[Excerpt from a dataset]

-------

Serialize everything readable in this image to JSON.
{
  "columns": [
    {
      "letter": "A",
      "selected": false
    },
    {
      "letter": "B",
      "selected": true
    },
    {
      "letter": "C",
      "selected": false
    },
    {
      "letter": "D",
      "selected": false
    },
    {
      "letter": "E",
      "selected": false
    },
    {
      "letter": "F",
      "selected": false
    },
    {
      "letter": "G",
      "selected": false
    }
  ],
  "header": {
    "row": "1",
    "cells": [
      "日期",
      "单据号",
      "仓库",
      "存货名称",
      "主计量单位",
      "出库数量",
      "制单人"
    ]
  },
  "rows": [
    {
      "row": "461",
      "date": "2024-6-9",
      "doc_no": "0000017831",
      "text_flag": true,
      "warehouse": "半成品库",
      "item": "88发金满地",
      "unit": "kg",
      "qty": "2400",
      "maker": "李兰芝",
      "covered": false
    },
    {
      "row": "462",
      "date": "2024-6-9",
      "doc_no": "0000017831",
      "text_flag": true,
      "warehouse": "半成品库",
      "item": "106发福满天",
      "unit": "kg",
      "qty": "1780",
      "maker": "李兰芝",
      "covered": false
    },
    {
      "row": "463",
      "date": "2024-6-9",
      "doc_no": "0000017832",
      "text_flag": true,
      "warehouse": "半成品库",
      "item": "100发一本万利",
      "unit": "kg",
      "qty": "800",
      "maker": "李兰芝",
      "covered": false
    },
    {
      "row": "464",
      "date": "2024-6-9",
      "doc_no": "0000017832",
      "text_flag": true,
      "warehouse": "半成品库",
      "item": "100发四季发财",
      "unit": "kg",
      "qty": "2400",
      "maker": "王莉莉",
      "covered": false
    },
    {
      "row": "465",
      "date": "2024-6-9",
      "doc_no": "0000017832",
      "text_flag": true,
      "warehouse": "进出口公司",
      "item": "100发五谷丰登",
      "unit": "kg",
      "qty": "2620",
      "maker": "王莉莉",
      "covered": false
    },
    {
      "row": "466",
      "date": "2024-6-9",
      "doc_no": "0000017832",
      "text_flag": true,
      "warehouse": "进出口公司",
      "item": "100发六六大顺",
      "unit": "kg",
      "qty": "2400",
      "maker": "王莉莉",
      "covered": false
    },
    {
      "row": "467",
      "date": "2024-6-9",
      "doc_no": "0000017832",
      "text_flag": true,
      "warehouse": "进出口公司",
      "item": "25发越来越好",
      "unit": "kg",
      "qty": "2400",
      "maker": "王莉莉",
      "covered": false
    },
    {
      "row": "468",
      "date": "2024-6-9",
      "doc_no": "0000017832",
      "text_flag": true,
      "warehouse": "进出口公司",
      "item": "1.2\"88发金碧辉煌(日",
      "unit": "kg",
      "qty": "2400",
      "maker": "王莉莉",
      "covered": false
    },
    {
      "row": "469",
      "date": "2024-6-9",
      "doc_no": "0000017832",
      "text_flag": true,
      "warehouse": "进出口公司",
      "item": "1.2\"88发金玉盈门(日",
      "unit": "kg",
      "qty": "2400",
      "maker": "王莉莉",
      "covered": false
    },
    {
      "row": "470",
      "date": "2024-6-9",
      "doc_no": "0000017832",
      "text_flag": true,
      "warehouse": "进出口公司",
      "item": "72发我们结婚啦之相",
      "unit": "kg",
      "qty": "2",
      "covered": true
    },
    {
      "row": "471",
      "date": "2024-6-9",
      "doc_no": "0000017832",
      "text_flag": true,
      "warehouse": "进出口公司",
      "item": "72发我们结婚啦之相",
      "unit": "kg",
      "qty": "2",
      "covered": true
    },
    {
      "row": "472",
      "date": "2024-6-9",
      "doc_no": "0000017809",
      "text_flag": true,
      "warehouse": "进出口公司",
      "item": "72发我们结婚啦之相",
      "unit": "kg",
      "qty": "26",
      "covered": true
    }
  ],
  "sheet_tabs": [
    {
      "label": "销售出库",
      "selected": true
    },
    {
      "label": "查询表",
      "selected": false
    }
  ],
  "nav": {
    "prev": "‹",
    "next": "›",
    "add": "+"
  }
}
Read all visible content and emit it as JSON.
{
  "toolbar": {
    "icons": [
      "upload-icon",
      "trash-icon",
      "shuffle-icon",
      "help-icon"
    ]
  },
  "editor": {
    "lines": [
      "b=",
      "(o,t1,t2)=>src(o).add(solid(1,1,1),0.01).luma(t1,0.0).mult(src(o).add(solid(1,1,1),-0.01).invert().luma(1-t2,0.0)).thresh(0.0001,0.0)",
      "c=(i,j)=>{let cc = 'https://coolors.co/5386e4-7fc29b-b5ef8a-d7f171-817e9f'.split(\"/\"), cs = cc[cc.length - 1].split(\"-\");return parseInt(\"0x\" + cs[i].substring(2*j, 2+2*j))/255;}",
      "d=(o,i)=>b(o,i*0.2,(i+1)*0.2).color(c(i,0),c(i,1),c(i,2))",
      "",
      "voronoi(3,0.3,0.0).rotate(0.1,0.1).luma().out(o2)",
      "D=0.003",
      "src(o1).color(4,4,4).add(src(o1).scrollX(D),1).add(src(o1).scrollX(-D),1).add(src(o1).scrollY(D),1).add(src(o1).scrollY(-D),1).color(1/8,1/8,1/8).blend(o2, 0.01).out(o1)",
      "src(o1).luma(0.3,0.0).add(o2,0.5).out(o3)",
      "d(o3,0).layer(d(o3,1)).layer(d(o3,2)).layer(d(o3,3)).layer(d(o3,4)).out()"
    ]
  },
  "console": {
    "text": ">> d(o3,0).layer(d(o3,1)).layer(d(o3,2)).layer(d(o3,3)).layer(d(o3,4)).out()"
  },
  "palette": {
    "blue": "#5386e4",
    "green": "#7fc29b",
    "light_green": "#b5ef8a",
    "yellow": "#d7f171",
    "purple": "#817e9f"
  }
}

-------

• [What to work on] Each line above is to be repeated exactly.

• [Task answer]
Serialize everything readable in this image to JSON.
{
  "columns": [
    {
      "letter": "A",
      "selected": false
    },
    {
      "letter": "B",
      "selected": true
    },
    {
      "letter": "C",
      "selected": false
    },
    {
      "letter": "D",
      "selected": false
    },
    {
      "letter": "E",
      "selected": false
    },
    {
      "letter": "F",
      "selected": false
    },
    {
      "letter": "G",
      "selected": false
    }
  ],
  "header": {
    "row": "1",
    "cells": [
      "日期",
      "单据号",
      "仓库",
      "存货名称",
      "主计量单位",
      "出库数量",
      "制单人"
    ]
  },
  "rows": [
    {
      "row": "461",
      "date": "2024-6-9",
      "doc_no": "0000017831",
      "text_flag": true,
      "warehouse": "半成品库",
      "item": "88发金满地",
      "unit": "kg",
      "qty": "2400",
      "maker": "李兰芝",
      "covered": false
    },
    {
      "row": "462",
      "date": "2024-6-9",
      "doc_no": "0000017831",
      "text_flag": true,
      "warehouse": "半成品库",
      "item": "106发福满天",
      "unit": "kg",
      "qty": "1780",
      "maker": "李兰芝",
      "covered": false
    },
    {
      "row": "463",
      "date": "2024-6-9",
      "doc_no": "0000017832",
      "text_flag": true,
      "warehouse": "半成品库",
      "item": "100发一本万利",
      "unit": "kg",
      "qty": "800",
      "maker": "李兰芝",
      "covered": false
    },
    {
      "row": "464",
      "date": "2024-6-9",
      "doc_no": "0000017832",
      "text_flag": true,
      "warehouse": "半成品库",
      "item": "100发四季发财",
      "unit": "kg",
      "qty": "2400",
      "maker": "王莉莉",
      "covered": false
    },
    {
      "row": "465",
      "date": "2024-6-9",
      "doc_no": "0000017832",
      "text_flag": true,
      "warehouse": "进出口公司",
      "item": "100发五谷丰登",
      "unit": "kg",
      "qty": "2620",
      "maker": "王莉莉",
      "covered": false
    },
    {
      "row": "466",
      "date": "2024-6-9",
      "doc_no": "0000017832",
      "text_flag": true,
      "warehouse": "进出口公司",
      "item": "100发六六大顺",
      "unit": "kg",
      "qty": "2400",
      "maker": "王莉莉",
      "covered": false
    },
    {
      "row": "467",
      "date": "2024-6-9",
      "doc_no": "0000017832",
      "text_flag": true,
      "warehouse": "进出口公司",
      "item": "25发越来越好",
      "unit": "kg",
      "qty": "2400",
      "maker": "王莉莉",
      "covered": false
    },
    {
      "row": "468",
      "date": "2024-6-9",
      "doc_no": "0000017832",
      "text_flag": true,
      "warehouse": "进出口公司",
      "item": "1.2\"88发金碧辉煌(日",
      "unit": "kg",
      "qty": "2400",
      "maker": "王莉莉",
      "covered": false
    },
    {
      "row": "469",
      "date": "2024-6-9",
      "doc_no": "0000017832",
      "text_flag": true,
      "warehouse": "进出口公司",
      "item": "1.2\"88发金玉盈门(日",
      "unit": "kg",
      "qty": "2400",
      "maker": "王莉莉",
      "covered": false
    },
    {
      "row": "470",
      "date": "2024-6-9",
      "doc_no": "0000017832",
      "text_flag": true,
      "warehouse": "进出口公司",
      "item": "72发我们结婚啦之相",
      "unit": "kg",
      "qty": "2",
      "covered": true
    },
    {
      "row": "471",
      "date": "2024-6-9",
      "doc_no": "0000017832",
      "text_flag": true,
      "warehouse": "进出口公司",
      "item": "72发我们结婚啦之相",
      "unit": "kg",
      "qty": "2",
      "covered": true
    },
    {
      "row": "472",
      "date": "2024-6-9",
      "doc_no": "0000017809",
      "text_flag": true,
      "warehouse": "进出口公司",
      "item": "72发我们结婚啦之相",
      "unit": "kg",
      "qty": "26",
      "covered": true
    }
  ],
  "sheet_tabs": [
    {
      "label": "销售出库",
      "selected": true
    },
    {
      "label": "查询表",
      "selected": false
    }
  ],
  "nav": {
    "prev": "‹",
    "next": "›",
    "add": "+"
  }
}
Read all visible content and emit it as JSON.
{
  "toolbar": {
    "icons": [
      "upload-icon",
      "trash-icon",
      "shuffle-icon",
      "help-icon"
    ]
  },
  "editor": {
    "lines": [
      "b=",
      "(o,t1,t2)=>src(o).add(solid(1,1,1),0.01).luma(t1,0.0).mult(src(o).add(solid(1,1,1),-0.01).invert().luma(1-t2,0.0)).thresh(0.0001,0.0)",
      "c=(i,j)=>{let cc = 'https://coolors.co/5386e4-7fc29b-b5ef8a-d7f171-817e9f'.split(\"/\"), cs = cc[cc.length - 1].split(\"-\");return parseInt(\"0x\" + cs[i].substring(2*j, 2+2*j))/255;}",
      "d=(o,i)=>b(o,i*0.2,(i+1)*0.2).color(c(i,0),c(i,1),c(i,2))",
      "",
      "voronoi(3,0.3,0.0).rotate(0.1,0.1).luma().out(o2)",
      "D=0.003",
      "src(o1).color(4,4,4).add(src(o1).scrollX(D),1).add(src(o1).scrollX(-D),1).add(src(o1).scrollY(D),1).add(src(o1).scrollY(-D),1).color(1/8,1/8,1/8).blend(o2, 0.01).out(o1)",
      "src(o1).luma(0.3,0.0).add(o2,0.5).out(o3)",
      "d(o3,0).layer(d(o3,1)).layer(d(o3,2)).layer(d(o3,3)).layer(d(o3,4)).out()"
    ]
  },
  "console": {
    "text": ">> d(o3,0).layer(d(o3,1)).layer(d(o3,2)).layer(d(o3,3)).layer(d(o3,4)).out()"
  },
  "palette": {
    "blue": "#5386e4",
    "green": "#7fc29b",
    "light_green": "#b5ef8a",
    "yellow": "#d7f171",
    "purple": "#817e9f"
  }
}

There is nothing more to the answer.